## [Data listing]
= = = = =
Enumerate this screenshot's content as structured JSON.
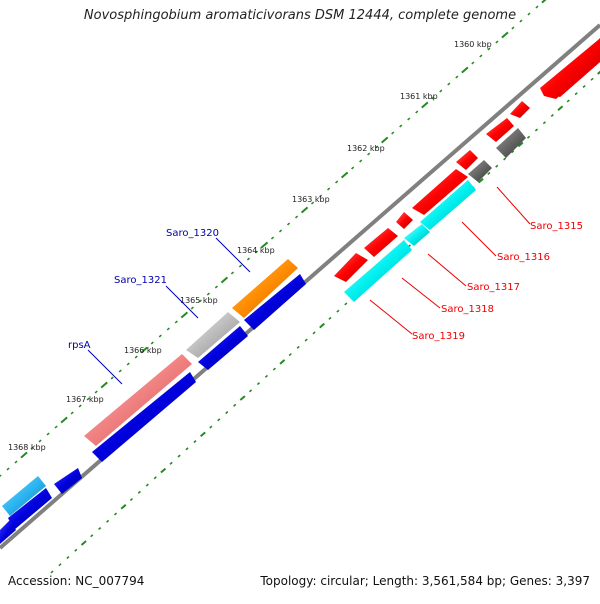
{
  "title": "Novosphingobium aromaticivorans DSM 12444, complete genome",
  "footer": {
    "accession_label": "Accession: NC_007794",
    "topology_label": "Topology: circular; Length: 3,561,584 bp; Genes: 3,397"
  },
  "ticks": [
    "1360 kbp",
    "1361 kbp",
    "1362 kbp",
    "1363 kbp",
    "1364 kbp",
    "1365 kbp",
    "1366 kbp",
    "1367 kbp",
    "1368 kbp"
  ],
  "gene_labels": {
    "red": [
      "Saro_1315",
      "Saro_1316",
      "Saro_1317",
      "Saro_1318",
      "Saro_1319"
    ],
    "blue": [
      "Saro_1320",
      "Saro_1321",
      "rpsA"
    ]
  },
  "colors": {
    "backbone": "#808080",
    "tick_dots": "#228b22",
    "red_gene": "#ff0000",
    "cyan_gene": "#00ffff",
    "blue_gene": "#0000dd",
    "orange_gene": "#ff8c00",
    "pink_gene": "#f08080",
    "gray_gene": "#bbbbbb",
    "darkgray_gene": "#666666",
    "skyblue_gene": "#2ab4f0",
    "label_red": "#ee0000",
    "label_blue": "#0000aa"
  }
}
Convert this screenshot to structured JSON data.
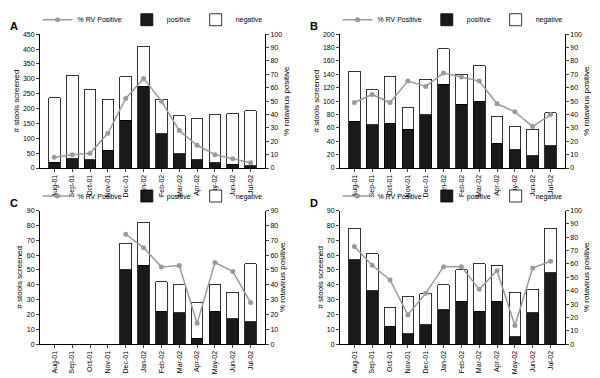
{
  "chart_data": [
    {
      "type": "bar",
      "title": "A",
      "stacked": true,
      "legend": "top",
      "y_label": "# stools screened",
      "y2_label": "% rotavirus positive",
      "categories": [
        "Aug-01",
        "Sep-01",
        "Oct-01",
        "Nov-01",
        "Dec-01",
        "Jan-02",
        "Feb-02",
        "Mar-02",
        "Apr-02",
        "May-02",
        "Jun-02",
        "Jul-02"
      ],
      "ylim": [
        0,
        450
      ],
      "yticks": [
        0,
        50,
        100,
        150,
        200,
        250,
        300,
        350,
        400,
        450
      ],
      "y2lim": [
        0,
        100
      ],
      "y2ticks": [
        0,
        10,
        20,
        30,
        40,
        50,
        60,
        70,
        80,
        90,
        100
      ],
      "series": [
        {
          "name": "negative",
          "type": "bar",
          "color": "#ffffff",
          "values": [
            217,
            280,
            237,
            172,
            147,
            135,
            117,
            127,
            137,
            162,
            170,
            184
          ]
        },
        {
          "name": "positive",
          "type": "bar",
          "color": "#1a1a1a",
          "values": [
            20,
            32,
            28,
            60,
            160,
            275,
            115,
            48,
            28,
            18,
            12,
            8
          ]
        },
        {
          "name": "% RV Positive",
          "type": "line",
          "marker": "circle",
          "axis": "y2",
          "color": "#9a9a9a",
          "values": [
            8,
            10,
            11,
            26,
            52,
            67,
            50,
            28,
            17,
            10,
            7,
            4
          ]
        }
      ]
    },
    {
      "type": "bar",
      "title": "B",
      "stacked": true,
      "legend": "top",
      "y_label": "# stools screened",
      "y2_label": "% rotavirus positive",
      "categories": [
        "Aug-01",
        "Sep-01",
        "Oct-01",
        "Nov-01",
        "Dec-01",
        "Jan-02",
        "Feb-02",
        "Mar-02",
        "Apr-02",
        "May-02",
        "Jun-02",
        "Jul-02"
      ],
      "ylim": [
        0,
        200
      ],
      "yticks": [
        0,
        20,
        40,
        60,
        80,
        100,
        120,
        140,
        160,
        180,
        200
      ],
      "y2lim": [
        0,
        100
      ],
      "y2ticks": [
        0,
        10,
        20,
        30,
        40,
        50,
        60,
        70,
        80,
        90,
        100
      ],
      "series": [
        {
          "name": "negative",
          "type": "bar",
          "color": "#ffffff",
          "values": [
            75,
            52,
            70,
            32,
            53,
            53,
            45,
            53,
            40,
            35,
            40,
            50
          ]
        },
        {
          "name": "positive",
          "type": "bar",
          "color": "#1a1a1a",
          "values": [
            70,
            65,
            67,
            58,
            80,
            125,
            95,
            100,
            37,
            27,
            18,
            33
          ]
        },
        {
          "name": "% RV Positive",
          "type": "line",
          "marker": "circle",
          "axis": "y2",
          "color": "#9a9a9a",
          "values": [
            49,
            55,
            49,
            65,
            61,
            71,
            68,
            65,
            48,
            42,
            31,
            40
          ]
        }
      ]
    },
    {
      "type": "bar",
      "title": "C",
      "stacked": true,
      "legend": "top",
      "y_label": "# stools screened",
      "y2_label": "% rotavirus positive",
      "categories": [
        "Aug-01",
        "Sep-01",
        "Oct-01",
        "Nov-01",
        "Dec-01",
        "Jan-02",
        "Feb-02",
        "Mar-02",
        "Apr-02",
        "May-02",
        "Jun-02",
        "Jul-02"
      ],
      "ylim": [
        0,
        90
      ],
      "yticks": [
        0,
        10,
        20,
        30,
        40,
        50,
        60,
        70,
        80,
        90
      ],
      "y2lim": [
        0,
        90
      ],
      "y2ticks": [
        0,
        10,
        20,
        30,
        40,
        50,
        60,
        70,
        80,
        90
      ],
      "series": [
        {
          "name": "negative",
          "type": "bar",
          "color": "#ffffff",
          "values": [
            null,
            null,
            null,
            null,
            18,
            29,
            20,
            19,
            24,
            18,
            18,
            39
          ]
        },
        {
          "name": "positive",
          "type": "bar",
          "color": "#1a1a1a",
          "values": [
            null,
            null,
            null,
            null,
            50,
            53,
            22,
            21,
            4,
            22,
            17,
            15
          ]
        },
        {
          "name": "% RV Positive",
          "type": "line",
          "marker": "circle",
          "axis": "y2",
          "color": "#9a9a9a",
          "values": [
            null,
            null,
            null,
            null,
            74,
            65,
            52,
            53,
            14,
            55,
            49,
            28
          ]
        }
      ]
    },
    {
      "type": "bar",
      "title": "D",
      "stacked": true,
      "legend": "top",
      "y_label": "# stools screened",
      "y2_label": "% rotavirus positive",
      "categories": [
        "Aug-01",
        "Sep-01",
        "Oct-01",
        "Nov-01",
        "Dec-01",
        "Jan-02",
        "Feb-02",
        "Mar-02",
        "Apr-02",
        "May-02",
        "Jun-02",
        "Jul-02"
      ],
      "ylim": [
        0,
        90
      ],
      "yticks": [
        0,
        10,
        20,
        30,
        40,
        50,
        60,
        70,
        80,
        90
      ],
      "y2lim": [
        0,
        100
      ],
      "y2ticks": [
        0,
        10,
        20,
        30,
        40,
        50,
        60,
        70,
        80,
        90,
        100
      ],
      "series": [
        {
          "name": "negative",
          "type": "bar",
          "color": "#ffffff",
          "values": [
            21,
            25,
            13,
            25,
            21,
            17,
            21,
            32,
            24,
            30,
            16,
            30
          ]
        },
        {
          "name": "positive",
          "type": "bar",
          "color": "#1a1a1a",
          "values": [
            57,
            36,
            12,
            7,
            13,
            23,
            29,
            22,
            29,
            5,
            21,
            48
          ]
        },
        {
          "name": "% RV Positive",
          "type": "line",
          "marker": "circle",
          "axis": "y2",
          "color": "#9a9a9a",
          "values": [
            73,
            59,
            48,
            22,
            38,
            58,
            58,
            41,
            55,
            14,
            57,
            62
          ]
        }
      ]
    }
  ]
}
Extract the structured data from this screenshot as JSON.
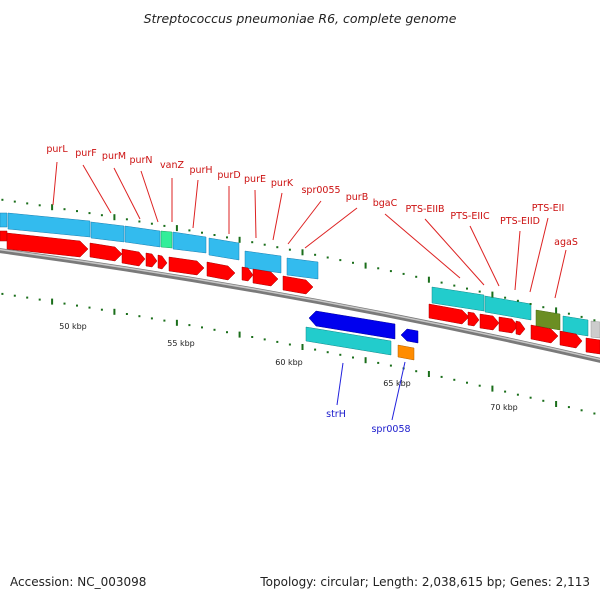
{
  "title": "Streptococcus pneumoniae R6, complete genome",
  "footer": {
    "accession": "Accession: NC_003098",
    "topology": "Topology: circular; Length: 2,038,615 bp; Genes: 2,113"
  },
  "colors": {
    "backbone": "#8c8c8c",
    "cds_forward": "#ff0000",
    "gene_forward": "#33bbee",
    "gene_reverse": "#22cccc",
    "cds_reverse": "#0000ee",
    "label_top": "#cc1111",
    "label_bottom": "#1a1acc",
    "tick": "#1a6e1a"
  },
  "kbp_marks": [
    {
      "label": "50 kbp",
      "kbp": 50
    },
    {
      "label": "55 kbp",
      "kbp": 55
    },
    {
      "label": "60 kbp",
      "kbp": 60
    },
    {
      "label": "65 kbp",
      "kbp": 65
    },
    {
      "label": "70 kbp",
      "kbp": 70
    }
  ],
  "top_labels": [
    {
      "name": "purL"
    },
    {
      "name": "purF"
    },
    {
      "name": "purM"
    },
    {
      "name": "purN"
    },
    {
      "name": "vanZ"
    },
    {
      "name": "purH"
    },
    {
      "name": "purD"
    },
    {
      "name": "purE"
    },
    {
      "name": "purK"
    },
    {
      "name": "spr0055"
    },
    {
      "name": "purB"
    },
    {
      "name": "bgaC"
    },
    {
      "name": "PTS-EIIB"
    },
    {
      "name": "PTS-EIIC"
    },
    {
      "name": "PTS-EIID"
    },
    {
      "name": "PTS-EII"
    },
    {
      "name": "agaS"
    }
  ],
  "bottom_labels": [
    {
      "name": "strH"
    },
    {
      "name": "spr0058"
    }
  ]
}
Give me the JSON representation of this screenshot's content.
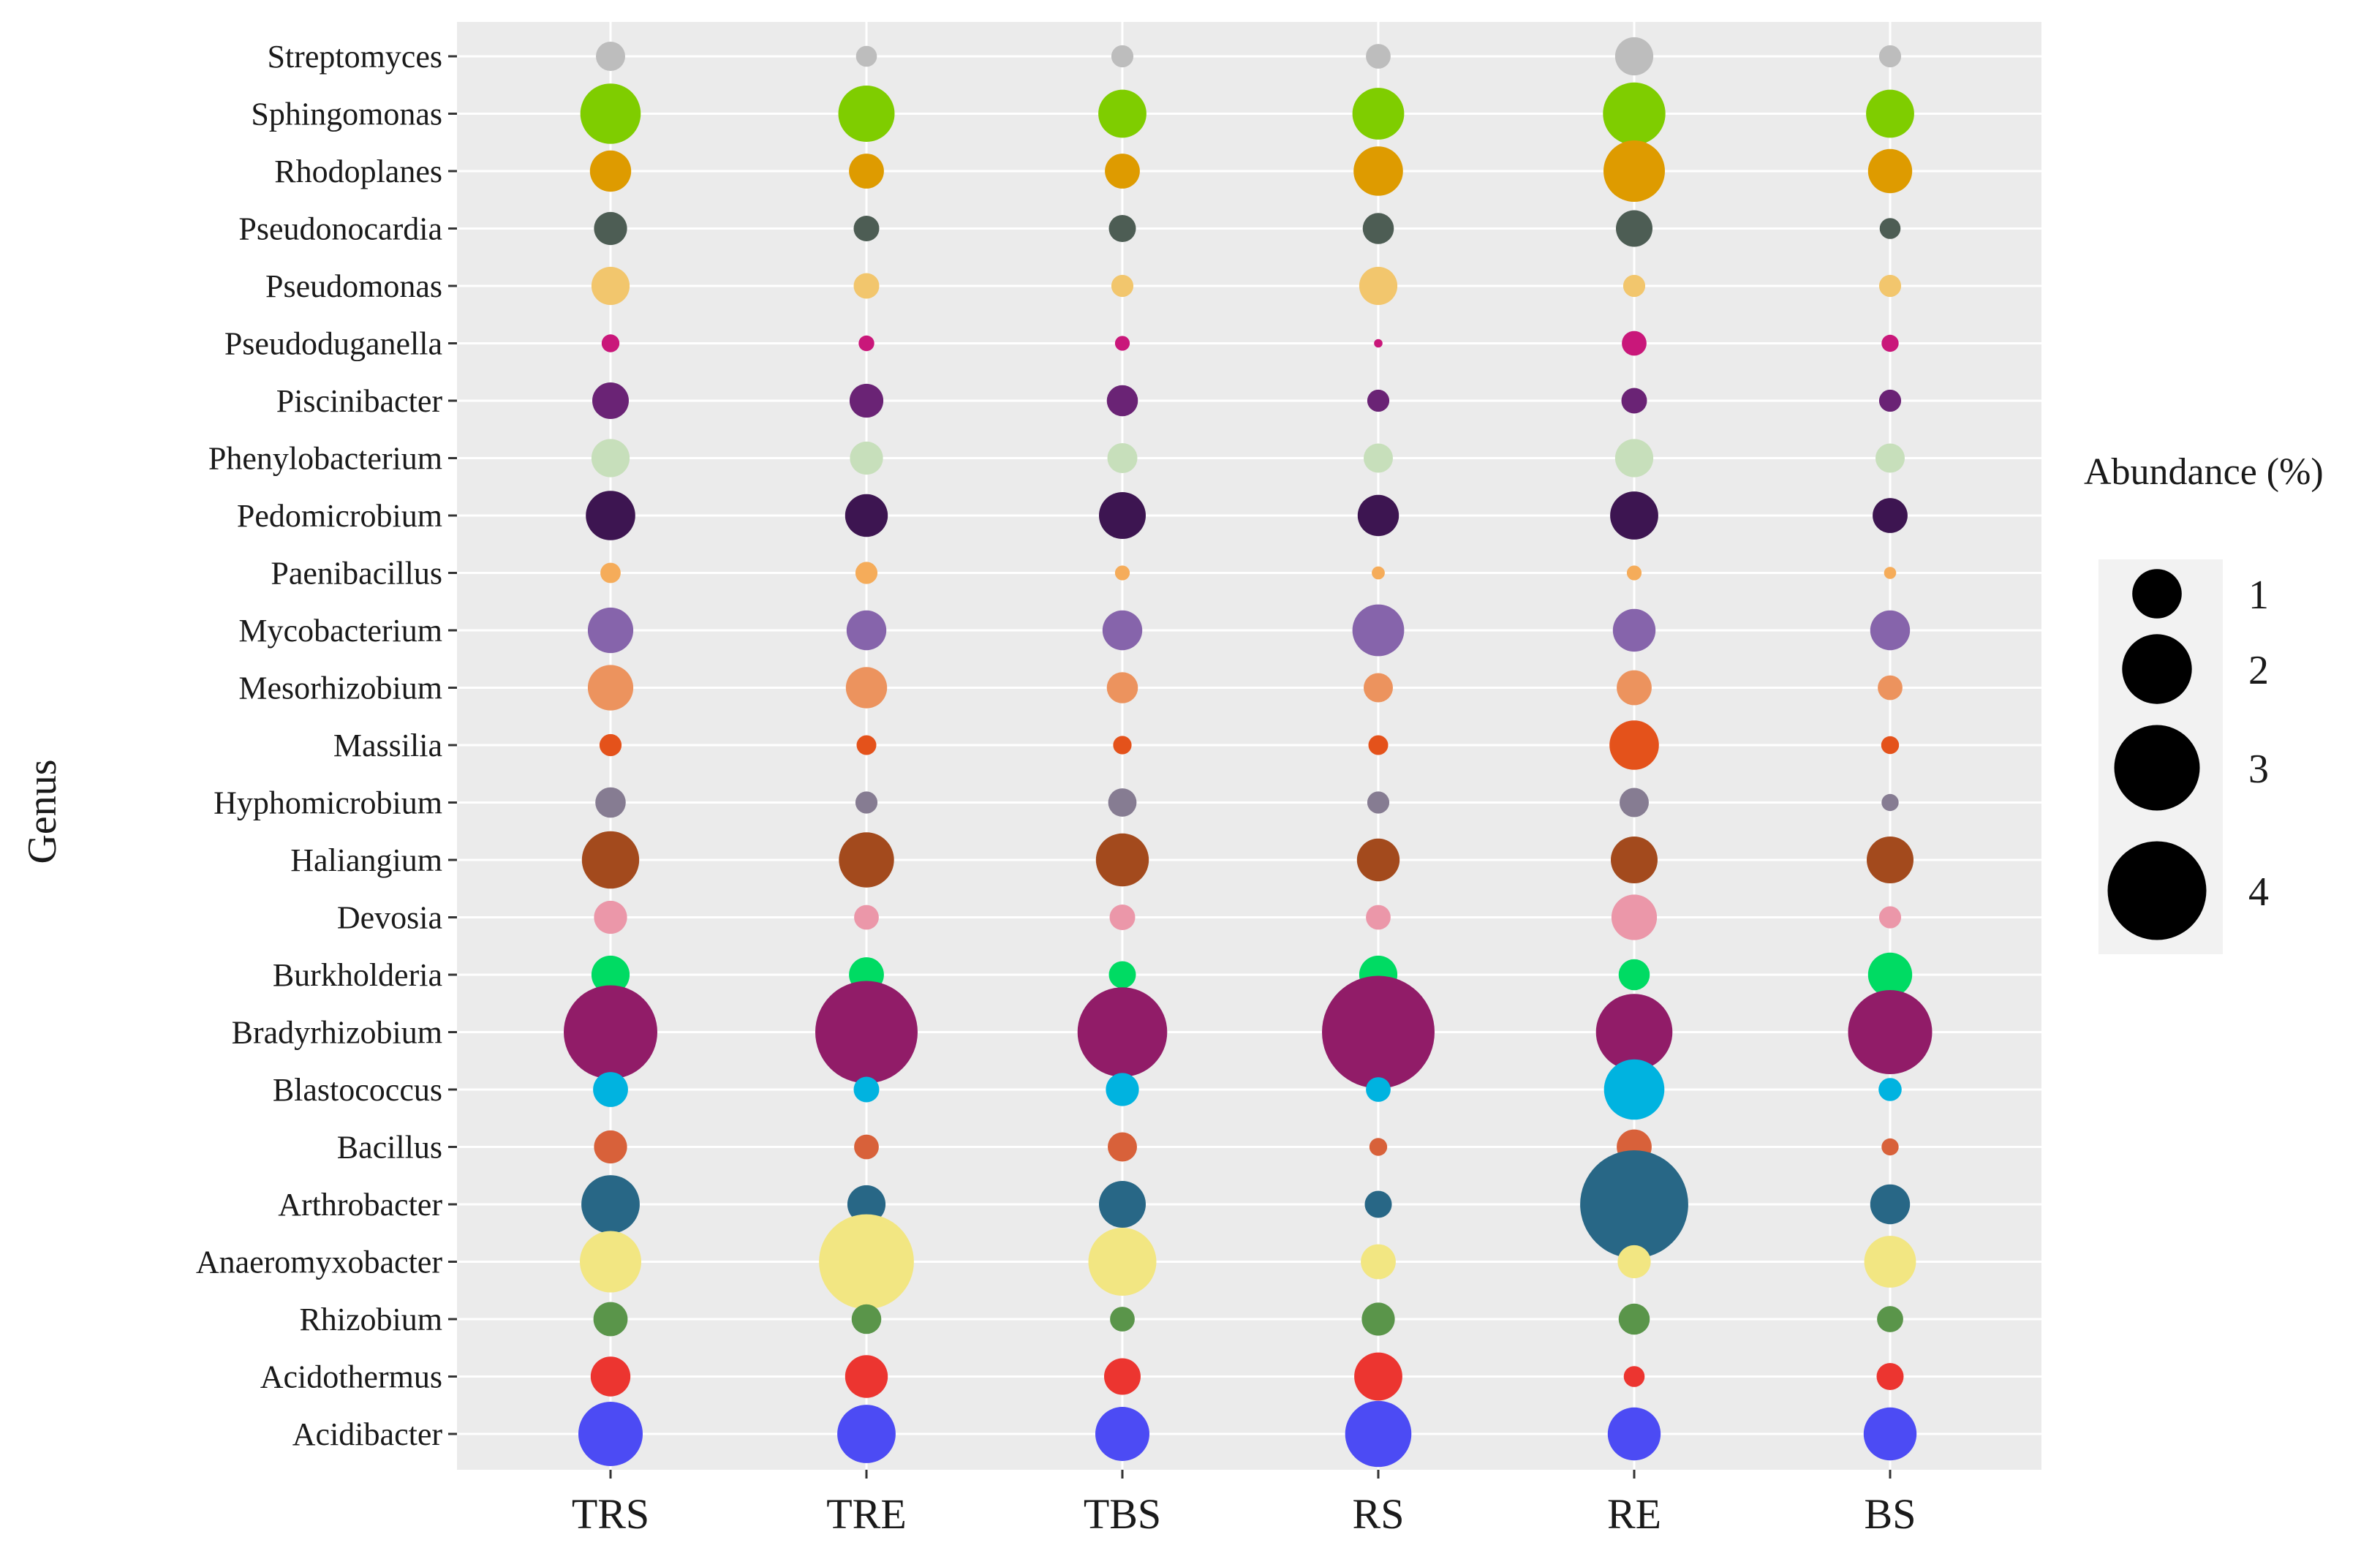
= = = = =
## [How to complete this task]
Reply with every line of the listing that has the string "screenshot".

## [Output]
Enumerate this screenshot's content as structured JSON.
Convert this screenshot to structured JSON data.
Extract the structured data from this screenshot as JSON.
Give me the JSON representation of this screenshot's content.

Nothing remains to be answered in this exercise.